[DESCRIPTION OF THE TASK]
Write out the data below in full, unchanged, minus the images.

[GIVEN RECORDS]
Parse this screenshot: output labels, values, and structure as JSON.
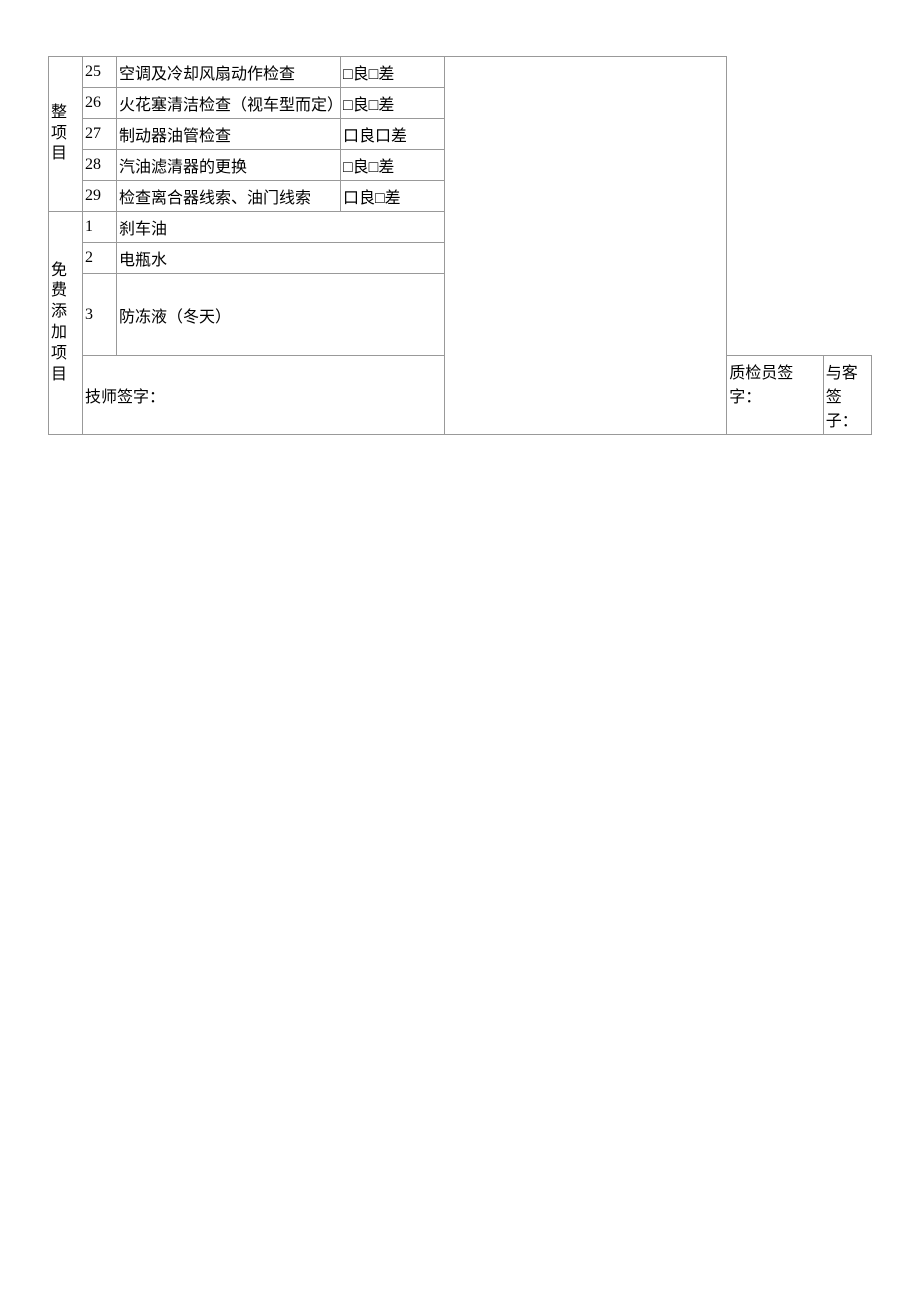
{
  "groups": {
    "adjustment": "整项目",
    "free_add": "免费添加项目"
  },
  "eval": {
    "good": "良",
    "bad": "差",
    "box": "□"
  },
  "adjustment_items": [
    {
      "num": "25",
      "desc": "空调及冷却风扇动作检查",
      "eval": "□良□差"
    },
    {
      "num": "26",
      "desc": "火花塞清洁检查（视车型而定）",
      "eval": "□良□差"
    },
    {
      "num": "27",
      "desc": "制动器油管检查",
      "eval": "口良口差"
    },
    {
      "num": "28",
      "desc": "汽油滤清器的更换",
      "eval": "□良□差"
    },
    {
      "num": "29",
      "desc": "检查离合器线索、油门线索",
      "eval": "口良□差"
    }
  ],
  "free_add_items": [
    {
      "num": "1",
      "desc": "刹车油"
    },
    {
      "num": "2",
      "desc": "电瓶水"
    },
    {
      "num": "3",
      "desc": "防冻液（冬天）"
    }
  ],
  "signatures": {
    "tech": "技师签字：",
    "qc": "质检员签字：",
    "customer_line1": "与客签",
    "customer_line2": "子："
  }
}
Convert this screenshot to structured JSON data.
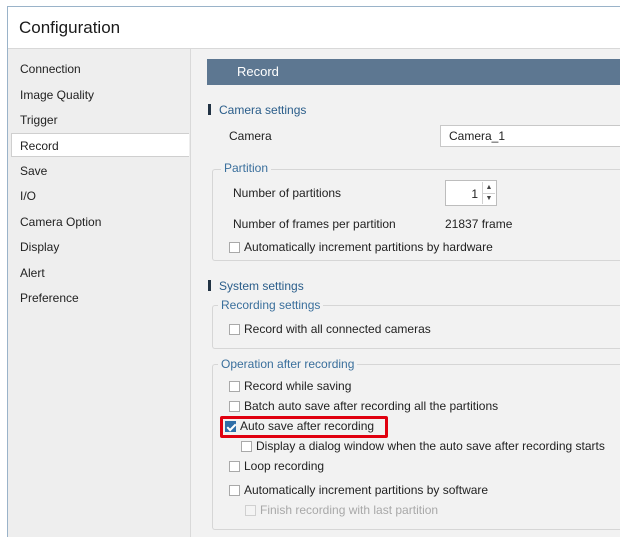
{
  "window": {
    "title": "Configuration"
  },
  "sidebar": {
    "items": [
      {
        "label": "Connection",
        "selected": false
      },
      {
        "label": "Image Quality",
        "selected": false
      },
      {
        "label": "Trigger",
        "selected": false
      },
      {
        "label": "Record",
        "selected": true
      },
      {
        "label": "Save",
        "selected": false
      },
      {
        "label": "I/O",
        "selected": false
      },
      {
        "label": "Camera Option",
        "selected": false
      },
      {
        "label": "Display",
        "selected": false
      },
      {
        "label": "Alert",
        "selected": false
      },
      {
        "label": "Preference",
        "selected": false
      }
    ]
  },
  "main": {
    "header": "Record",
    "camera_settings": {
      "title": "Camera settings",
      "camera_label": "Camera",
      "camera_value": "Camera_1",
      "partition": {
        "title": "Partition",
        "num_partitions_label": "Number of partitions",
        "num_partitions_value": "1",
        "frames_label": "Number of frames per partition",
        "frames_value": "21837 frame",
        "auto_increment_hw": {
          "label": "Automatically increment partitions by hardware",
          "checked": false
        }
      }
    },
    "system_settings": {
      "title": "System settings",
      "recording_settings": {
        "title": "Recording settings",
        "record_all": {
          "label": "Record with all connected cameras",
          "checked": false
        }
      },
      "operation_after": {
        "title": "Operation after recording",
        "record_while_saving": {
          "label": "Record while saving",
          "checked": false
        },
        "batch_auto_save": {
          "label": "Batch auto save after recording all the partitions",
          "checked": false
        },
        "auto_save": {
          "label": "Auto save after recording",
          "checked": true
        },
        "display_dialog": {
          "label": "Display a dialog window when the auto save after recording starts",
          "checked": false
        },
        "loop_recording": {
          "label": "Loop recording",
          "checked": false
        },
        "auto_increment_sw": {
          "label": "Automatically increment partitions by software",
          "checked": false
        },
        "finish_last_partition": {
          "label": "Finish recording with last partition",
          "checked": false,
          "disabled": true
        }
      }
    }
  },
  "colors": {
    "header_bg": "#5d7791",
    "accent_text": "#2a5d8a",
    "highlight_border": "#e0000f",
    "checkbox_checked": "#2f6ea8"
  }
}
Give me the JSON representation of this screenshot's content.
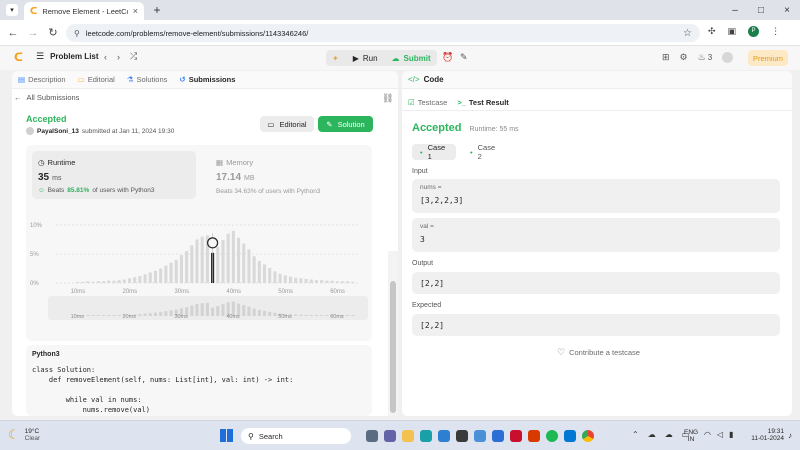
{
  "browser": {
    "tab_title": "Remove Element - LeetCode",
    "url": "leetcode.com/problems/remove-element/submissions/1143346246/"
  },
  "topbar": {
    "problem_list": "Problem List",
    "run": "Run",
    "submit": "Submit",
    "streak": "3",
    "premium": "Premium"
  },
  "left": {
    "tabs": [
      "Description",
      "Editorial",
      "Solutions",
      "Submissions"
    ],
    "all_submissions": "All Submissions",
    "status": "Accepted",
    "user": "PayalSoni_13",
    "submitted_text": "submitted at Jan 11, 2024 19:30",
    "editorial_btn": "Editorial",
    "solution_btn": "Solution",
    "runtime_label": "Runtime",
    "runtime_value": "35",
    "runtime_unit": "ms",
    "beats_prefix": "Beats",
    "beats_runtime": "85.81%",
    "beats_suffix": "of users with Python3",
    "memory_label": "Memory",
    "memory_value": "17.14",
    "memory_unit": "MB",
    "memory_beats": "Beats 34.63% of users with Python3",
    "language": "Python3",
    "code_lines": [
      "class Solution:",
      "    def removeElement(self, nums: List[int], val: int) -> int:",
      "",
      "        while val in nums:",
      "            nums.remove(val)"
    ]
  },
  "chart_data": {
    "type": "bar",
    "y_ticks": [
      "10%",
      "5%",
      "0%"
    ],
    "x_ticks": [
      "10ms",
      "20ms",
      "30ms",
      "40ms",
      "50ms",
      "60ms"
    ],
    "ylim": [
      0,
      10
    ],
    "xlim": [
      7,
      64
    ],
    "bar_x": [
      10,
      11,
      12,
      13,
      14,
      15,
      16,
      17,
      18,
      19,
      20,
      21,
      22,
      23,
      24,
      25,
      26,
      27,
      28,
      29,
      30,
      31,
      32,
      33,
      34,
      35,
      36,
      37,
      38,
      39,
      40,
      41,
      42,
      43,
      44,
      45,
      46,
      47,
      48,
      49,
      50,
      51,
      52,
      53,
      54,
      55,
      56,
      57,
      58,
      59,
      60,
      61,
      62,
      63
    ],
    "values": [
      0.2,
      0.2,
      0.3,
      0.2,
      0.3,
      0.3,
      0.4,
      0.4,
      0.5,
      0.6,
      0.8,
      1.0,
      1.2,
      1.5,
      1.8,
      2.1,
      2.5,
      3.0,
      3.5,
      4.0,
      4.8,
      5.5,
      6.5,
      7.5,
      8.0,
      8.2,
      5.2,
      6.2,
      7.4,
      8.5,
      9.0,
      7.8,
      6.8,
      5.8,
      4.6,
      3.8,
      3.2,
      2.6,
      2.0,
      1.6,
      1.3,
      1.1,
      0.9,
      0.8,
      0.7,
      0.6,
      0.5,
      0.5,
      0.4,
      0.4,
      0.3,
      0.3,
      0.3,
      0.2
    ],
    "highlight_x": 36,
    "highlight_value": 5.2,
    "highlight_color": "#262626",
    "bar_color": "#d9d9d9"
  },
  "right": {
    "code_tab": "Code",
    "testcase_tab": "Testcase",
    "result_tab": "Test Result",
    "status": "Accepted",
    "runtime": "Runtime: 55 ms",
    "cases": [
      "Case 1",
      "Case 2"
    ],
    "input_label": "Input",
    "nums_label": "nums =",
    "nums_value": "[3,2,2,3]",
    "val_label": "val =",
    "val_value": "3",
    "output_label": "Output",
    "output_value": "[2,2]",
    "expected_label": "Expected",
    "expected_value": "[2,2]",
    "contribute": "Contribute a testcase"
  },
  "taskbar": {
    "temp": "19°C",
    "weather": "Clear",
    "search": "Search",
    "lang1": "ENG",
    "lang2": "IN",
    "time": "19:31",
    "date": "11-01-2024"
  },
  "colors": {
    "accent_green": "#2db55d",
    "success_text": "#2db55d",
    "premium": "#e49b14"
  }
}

[TASK SOLUTION]
Parse this screenshot: output labels, values, and structure as JSON.
{
  "groups": {
    "adjustment": "整项目",
    "free_add": "免费添加项目"
  },
  "eval": {
    "good": "良",
    "bad": "差",
    "box": "□"
  },
  "adjustment_items": [
    {
      "num": "25",
      "desc": "空调及冷却风扇动作检查",
      "eval": "□良□差"
    },
    {
      "num": "26",
      "desc": "火花塞清洁检查（视车型而定）",
      "eval": "□良□差"
    },
    {
      "num": "27",
      "desc": "制动器油管检查",
      "eval": "口良口差"
    },
    {
      "num": "28",
      "desc": "汽油滤清器的更换",
      "eval": "□良□差"
    },
    {
      "num": "29",
      "desc": "检查离合器线索、油门线索",
      "eval": "口良□差"
    }
  ],
  "free_add_items": [
    {
      "num": "1",
      "desc": "刹车油"
    },
    {
      "num": "2",
      "desc": "电瓶水"
    },
    {
      "num": "3",
      "desc": "防冻液（冬天）"
    }
  ],
  "signatures": {
    "tech": "技师签字：",
    "qc": "质检员签字：",
    "customer_line1": "与客签",
    "customer_line2": "子："
  }
}
Convert this screenshot to structured JSON data.
{
  "window": {
    "title": "Configuration"
  },
  "sidebar": {
    "items": [
      {
        "label": "Connection",
        "selected": false
      },
      {
        "label": "Image Quality",
        "selected": false
      },
      {
        "label": "Trigger",
        "selected": false
      },
      {
        "label": "Record",
        "selected": true
      },
      {
        "label": "Save",
        "selected": false
      },
      {
        "label": "I/O",
        "selected": false
      },
      {
        "label": "Camera Option",
        "selected": false
      },
      {
        "label": "Display",
        "selected": false
      },
      {
        "label": "Alert",
        "selected": false
      },
      {
        "label": "Preference",
        "selected": false
      }
    ]
  },
  "main": {
    "header": "Record",
    "camera_settings": {
      "title": "Camera settings",
      "camera_label": "Camera",
      "camera_value": "Camera_1",
      "partition": {
        "title": "Partition",
        "num_partitions_label": "Number of partitions",
        "num_partitions_value": "1",
        "frames_label": "Number of frames per partition",
        "frames_value": "21837 frame",
        "auto_increment_hw": {
          "label": "Automatically increment partitions by hardware",
          "checked": false
        }
      }
    },
    "system_settings": {
      "title": "System settings",
      "recording_settings": {
        "title": "Recording settings",
        "record_all": {
          "label": "Record with all connected cameras",
          "checked": false
        }
      },
      "operation_after": {
        "title": "Operation after recording",
        "record_while_saving": {
          "label": "Record while saving",
          "checked": false
        },
        "batch_auto_save": {
          "label": "Batch auto save after recording all the partitions",
          "checked": false
        },
        "auto_save": {
          "label": "Auto save after recording",
          "checked": true
        },
        "display_dialog": {
          "label": "Display a dialog window when the auto save after recording starts",
          "checked": false
        },
        "loop_recording": {
          "label": "Loop recording",
          "checked": false
        },
        "auto_increment_sw": {
          "label": "Automatically increment partitions by software",
          "checked": false
        },
        "finish_last_partition": {
          "label": "Finish recording with last partition",
          "checked": false,
          "disabled": true
        }
      }
    }
  },
  "colors": {
    "header_bg": "#5d7791",
    "accent_text": "#2a5d8a",
    "highlight_border": "#e0000f",
    "checkbox_checked": "#2f6ea8"
  }
}
Give me the JSON representation of this screenshot's content.
{
  "browser": {
    "tab_title": "Remove Element - LeetCode",
    "url": "leetcode.com/problems/remove-element/submissions/1143346246/"
  },
  "topbar": {
    "problem_list": "Problem List",
    "run": "Run",
    "submit": "Submit",
    "streak": "3",
    "premium": "Premium"
  },
  "left": {
    "tabs": [
      "Description",
      "Editorial",
      "Solutions",
      "Submissions"
    ],
    "all_submissions": "All Submissions",
    "status": "Accepted",
    "user": "PayalSoni_13",
    "submitted_text": "submitted at Jan 11, 2024 19:30",
    "editorial_btn": "Editorial",
    "solution_btn": "Solution",
    "runtime_label": "Runtime",
    "runtime_value": "35",
    "runtime_unit": "ms",
    "beats_prefix": "Beats",
    "beats_runtime": "85.81%",
    "beats_suffix": "of users with Python3",
    "memory_label": "Memory",
    "memory_value": "17.14",
    "memory_unit": "MB",
    "memory_beats": "Beats 34.63% of users with Python3",
    "language": "Python3",
    "code_lines": [
      "class Solution:",
      "    def removeElement(self, nums: List[int], val: int) -> int:",
      "",
      "        while val in nums:",
      "            nums.remove(val)"
    ]
  },
  "chart_data": {
    "type": "bar",
    "y_ticks": [
      "10%",
      "5%",
      "0%"
    ],
    "x_ticks": [
      "10ms",
      "20ms",
      "30ms",
      "40ms",
      "50ms",
      "60ms"
    ],
    "ylim": [
      0,
      10
    ],
    "xlim": [
      7,
      64
    ],
    "bar_x": [
      10,
      11,
      12,
      13,
      14,
      15,
      16,
      17,
      18,
      19,
      20,
      21,
      22,
      23,
      24,
      25,
      26,
      27,
      28,
      29,
      30,
      31,
      32,
      33,
      34,
      35,
      36,
      37,
      38,
      39,
      40,
      41,
      42,
      43,
      44,
      45,
      46,
      47,
      48,
      49,
      50,
      51,
      52,
      53,
      54,
      55,
      56,
      57,
      58,
      59,
      60,
      61,
      62,
      63
    ],
    "values": [
      0.2,
      0.2,
      0.3,
      0.2,
      0.3,
      0.3,
      0.4,
      0.4,
      0.5,
      0.6,
      0.8,
      1.0,
      1.2,
      1.5,
      1.8,
      2.1,
      2.5,
      3.0,
      3.5,
      4.0,
      4.8,
      5.5,
      6.5,
      7.5,
      8.0,
      8.2,
      5.2,
      6.2,
      7.4,
      8.5,
      9.0,
      7.8,
      6.8,
      5.8,
      4.6,
      3.8,
      3.2,
      2.6,
      2.0,
      1.6,
      1.3,
      1.1,
      0.9,
      0.8,
      0.7,
      0.6,
      0.5,
      0.5,
      0.4,
      0.4,
      0.3,
      0.3,
      0.3,
      0.2
    ],
    "highlight_x": 36,
    "highlight_value": 5.2,
    "highlight_color": "#262626",
    "bar_color": "#d9d9d9"
  },
  "right": {
    "code_tab": "Code",
    "testcase_tab": "Testcase",
    "result_tab": "Test Result",
    "status": "Accepted",
    "runtime": "Runtime: 55 ms",
    "cases": [
      "Case 1",
      "Case 2"
    ],
    "input_label": "Input",
    "nums_label": "nums =",
    "nums_value": "[3,2,2,3]",
    "val_label": "val =",
    "val_value": "3",
    "output_label": "Output",
    "output_value": "[2,2]",
    "expected_label": "Expected",
    "expected_value": "[2,2]",
    "contribute": "Contribute a testcase"
  },
  "taskbar": {
    "temp": "19°C",
    "weather": "Clear",
    "search": "Search",
    "lang1": "ENG",
    "lang2": "IN",
    "time": "19:31",
    "date": "11-01-2024"
  },
  "colors": {
    "accent_green": "#2db55d",
    "success_text": "#2db55d",
    "premium": "#e49b14"
  }
}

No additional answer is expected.